Set exercise |
In the material below, find every line with "работника" and pull it out.

»»

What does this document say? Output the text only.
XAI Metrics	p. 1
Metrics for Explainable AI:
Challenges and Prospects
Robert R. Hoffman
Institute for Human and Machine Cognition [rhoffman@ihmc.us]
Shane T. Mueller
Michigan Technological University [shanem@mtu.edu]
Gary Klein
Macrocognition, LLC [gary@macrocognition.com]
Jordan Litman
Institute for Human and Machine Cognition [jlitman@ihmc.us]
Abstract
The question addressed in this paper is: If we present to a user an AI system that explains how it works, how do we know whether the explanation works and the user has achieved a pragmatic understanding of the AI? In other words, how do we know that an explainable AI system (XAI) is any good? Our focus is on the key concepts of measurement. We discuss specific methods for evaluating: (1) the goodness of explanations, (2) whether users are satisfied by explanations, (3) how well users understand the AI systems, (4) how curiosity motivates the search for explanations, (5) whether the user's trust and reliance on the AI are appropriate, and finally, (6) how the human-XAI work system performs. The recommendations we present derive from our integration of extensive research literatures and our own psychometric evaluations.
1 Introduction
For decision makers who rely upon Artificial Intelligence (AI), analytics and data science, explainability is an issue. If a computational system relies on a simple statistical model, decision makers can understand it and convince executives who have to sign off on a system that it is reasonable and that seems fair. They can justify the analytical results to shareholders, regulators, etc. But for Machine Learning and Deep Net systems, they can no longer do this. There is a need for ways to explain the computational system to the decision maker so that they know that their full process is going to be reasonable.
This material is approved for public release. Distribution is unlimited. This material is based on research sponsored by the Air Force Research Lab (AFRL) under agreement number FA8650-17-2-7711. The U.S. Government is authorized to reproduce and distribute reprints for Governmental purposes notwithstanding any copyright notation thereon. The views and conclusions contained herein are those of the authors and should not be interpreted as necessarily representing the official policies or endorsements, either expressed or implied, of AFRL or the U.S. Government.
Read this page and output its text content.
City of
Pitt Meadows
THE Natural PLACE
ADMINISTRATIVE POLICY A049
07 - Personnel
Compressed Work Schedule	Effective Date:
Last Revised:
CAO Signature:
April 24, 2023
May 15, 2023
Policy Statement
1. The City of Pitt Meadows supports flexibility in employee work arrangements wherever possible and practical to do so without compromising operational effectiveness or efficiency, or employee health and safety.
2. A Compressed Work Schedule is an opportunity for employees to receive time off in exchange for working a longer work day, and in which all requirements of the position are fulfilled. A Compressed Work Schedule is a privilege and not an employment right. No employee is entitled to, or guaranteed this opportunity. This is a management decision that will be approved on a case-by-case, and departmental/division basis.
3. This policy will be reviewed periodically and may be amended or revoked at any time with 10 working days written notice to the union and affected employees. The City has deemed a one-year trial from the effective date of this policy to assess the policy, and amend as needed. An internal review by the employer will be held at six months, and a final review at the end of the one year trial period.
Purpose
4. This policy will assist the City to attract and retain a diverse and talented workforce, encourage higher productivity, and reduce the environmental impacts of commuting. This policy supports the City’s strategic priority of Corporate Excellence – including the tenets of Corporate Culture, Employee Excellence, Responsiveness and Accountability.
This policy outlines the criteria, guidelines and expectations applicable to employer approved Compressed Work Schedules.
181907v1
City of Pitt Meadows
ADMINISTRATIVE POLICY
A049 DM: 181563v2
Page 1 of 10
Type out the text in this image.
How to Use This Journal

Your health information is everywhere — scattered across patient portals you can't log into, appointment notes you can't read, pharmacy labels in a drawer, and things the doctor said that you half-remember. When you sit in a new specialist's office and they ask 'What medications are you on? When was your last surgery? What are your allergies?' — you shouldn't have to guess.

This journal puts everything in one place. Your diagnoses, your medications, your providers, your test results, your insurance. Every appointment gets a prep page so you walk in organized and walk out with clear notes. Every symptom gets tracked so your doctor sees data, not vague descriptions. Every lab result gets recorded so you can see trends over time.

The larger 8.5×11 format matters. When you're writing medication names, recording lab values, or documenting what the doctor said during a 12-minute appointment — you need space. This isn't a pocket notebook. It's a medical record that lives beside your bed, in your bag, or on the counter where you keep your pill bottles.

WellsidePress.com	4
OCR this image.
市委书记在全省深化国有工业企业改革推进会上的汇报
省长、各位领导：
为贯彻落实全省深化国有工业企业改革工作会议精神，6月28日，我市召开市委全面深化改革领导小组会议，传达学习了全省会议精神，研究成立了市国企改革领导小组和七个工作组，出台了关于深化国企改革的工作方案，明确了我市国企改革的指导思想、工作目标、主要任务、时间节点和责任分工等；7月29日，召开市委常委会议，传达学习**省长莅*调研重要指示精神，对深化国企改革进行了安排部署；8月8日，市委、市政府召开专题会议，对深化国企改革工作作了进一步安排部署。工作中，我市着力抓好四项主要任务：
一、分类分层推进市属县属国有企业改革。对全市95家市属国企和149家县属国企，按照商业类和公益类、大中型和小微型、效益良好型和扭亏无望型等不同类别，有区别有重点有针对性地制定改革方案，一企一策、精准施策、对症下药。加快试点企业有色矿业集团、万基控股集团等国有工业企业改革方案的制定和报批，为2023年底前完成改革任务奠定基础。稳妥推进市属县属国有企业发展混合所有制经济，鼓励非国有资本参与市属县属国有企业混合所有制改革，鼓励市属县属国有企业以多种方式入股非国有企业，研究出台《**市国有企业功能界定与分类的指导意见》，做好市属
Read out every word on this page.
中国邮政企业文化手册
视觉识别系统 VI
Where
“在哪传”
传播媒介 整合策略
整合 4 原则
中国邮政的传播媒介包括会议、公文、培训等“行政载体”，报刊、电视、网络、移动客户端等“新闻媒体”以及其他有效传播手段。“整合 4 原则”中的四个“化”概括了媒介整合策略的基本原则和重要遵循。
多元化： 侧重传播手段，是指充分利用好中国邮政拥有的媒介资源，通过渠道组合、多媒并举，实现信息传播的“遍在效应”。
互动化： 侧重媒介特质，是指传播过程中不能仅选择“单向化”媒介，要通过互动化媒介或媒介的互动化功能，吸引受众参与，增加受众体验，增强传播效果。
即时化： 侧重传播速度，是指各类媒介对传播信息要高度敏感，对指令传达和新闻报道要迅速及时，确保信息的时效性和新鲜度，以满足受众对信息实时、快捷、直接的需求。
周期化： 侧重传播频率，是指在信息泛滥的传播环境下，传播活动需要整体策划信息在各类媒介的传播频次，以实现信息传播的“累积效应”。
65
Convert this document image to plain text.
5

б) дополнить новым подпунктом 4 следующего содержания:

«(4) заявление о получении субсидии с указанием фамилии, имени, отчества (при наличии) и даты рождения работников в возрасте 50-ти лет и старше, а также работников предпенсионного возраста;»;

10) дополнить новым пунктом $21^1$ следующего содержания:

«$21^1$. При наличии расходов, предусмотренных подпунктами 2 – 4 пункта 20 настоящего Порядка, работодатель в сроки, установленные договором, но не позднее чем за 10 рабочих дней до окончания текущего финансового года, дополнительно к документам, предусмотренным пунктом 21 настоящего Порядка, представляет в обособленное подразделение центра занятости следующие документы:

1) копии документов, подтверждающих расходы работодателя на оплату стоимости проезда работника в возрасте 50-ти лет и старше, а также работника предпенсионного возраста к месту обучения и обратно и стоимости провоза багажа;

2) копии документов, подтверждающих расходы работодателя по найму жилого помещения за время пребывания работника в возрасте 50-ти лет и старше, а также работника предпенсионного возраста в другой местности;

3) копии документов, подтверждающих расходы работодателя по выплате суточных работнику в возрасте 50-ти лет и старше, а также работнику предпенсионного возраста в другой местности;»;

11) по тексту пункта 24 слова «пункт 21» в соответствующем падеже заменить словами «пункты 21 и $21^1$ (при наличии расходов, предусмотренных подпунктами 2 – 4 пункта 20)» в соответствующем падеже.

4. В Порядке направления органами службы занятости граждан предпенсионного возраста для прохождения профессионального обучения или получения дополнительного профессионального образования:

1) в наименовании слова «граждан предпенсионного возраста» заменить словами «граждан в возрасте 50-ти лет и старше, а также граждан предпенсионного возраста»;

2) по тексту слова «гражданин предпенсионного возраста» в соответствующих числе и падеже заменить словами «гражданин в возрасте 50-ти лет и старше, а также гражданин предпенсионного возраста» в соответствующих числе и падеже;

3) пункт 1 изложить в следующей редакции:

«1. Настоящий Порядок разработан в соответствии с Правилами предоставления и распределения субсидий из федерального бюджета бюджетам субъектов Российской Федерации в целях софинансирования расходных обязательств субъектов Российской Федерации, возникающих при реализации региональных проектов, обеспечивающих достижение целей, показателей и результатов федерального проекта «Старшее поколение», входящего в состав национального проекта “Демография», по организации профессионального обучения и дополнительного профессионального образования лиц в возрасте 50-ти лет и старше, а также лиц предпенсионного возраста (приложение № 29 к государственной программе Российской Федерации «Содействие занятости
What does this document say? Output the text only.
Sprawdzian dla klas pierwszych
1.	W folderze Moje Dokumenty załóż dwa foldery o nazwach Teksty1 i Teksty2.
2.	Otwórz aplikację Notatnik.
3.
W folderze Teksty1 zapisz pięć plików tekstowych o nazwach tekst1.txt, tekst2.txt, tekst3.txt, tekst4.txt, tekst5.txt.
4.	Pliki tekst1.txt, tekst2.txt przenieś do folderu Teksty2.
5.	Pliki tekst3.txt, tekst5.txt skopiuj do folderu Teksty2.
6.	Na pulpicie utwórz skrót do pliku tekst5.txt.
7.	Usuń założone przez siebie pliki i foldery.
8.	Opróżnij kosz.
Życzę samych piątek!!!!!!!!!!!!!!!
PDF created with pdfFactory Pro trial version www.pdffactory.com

««

Answer to this exercise |
1) копии документов, подтверждающих расходы работодателя на оплату стоимости проезда работника в возрасте 50-ти лет и старше, а также работника предпенсионного возраста к месту обучения и обратно и стоимости провоза багажа;
2) копии документов, подтверждающих расходы работодателя по найму жилого помещения за время пребывания работника в возрасте 50-ти лет и старше, а также работника предпенсионного возраста в другой местности;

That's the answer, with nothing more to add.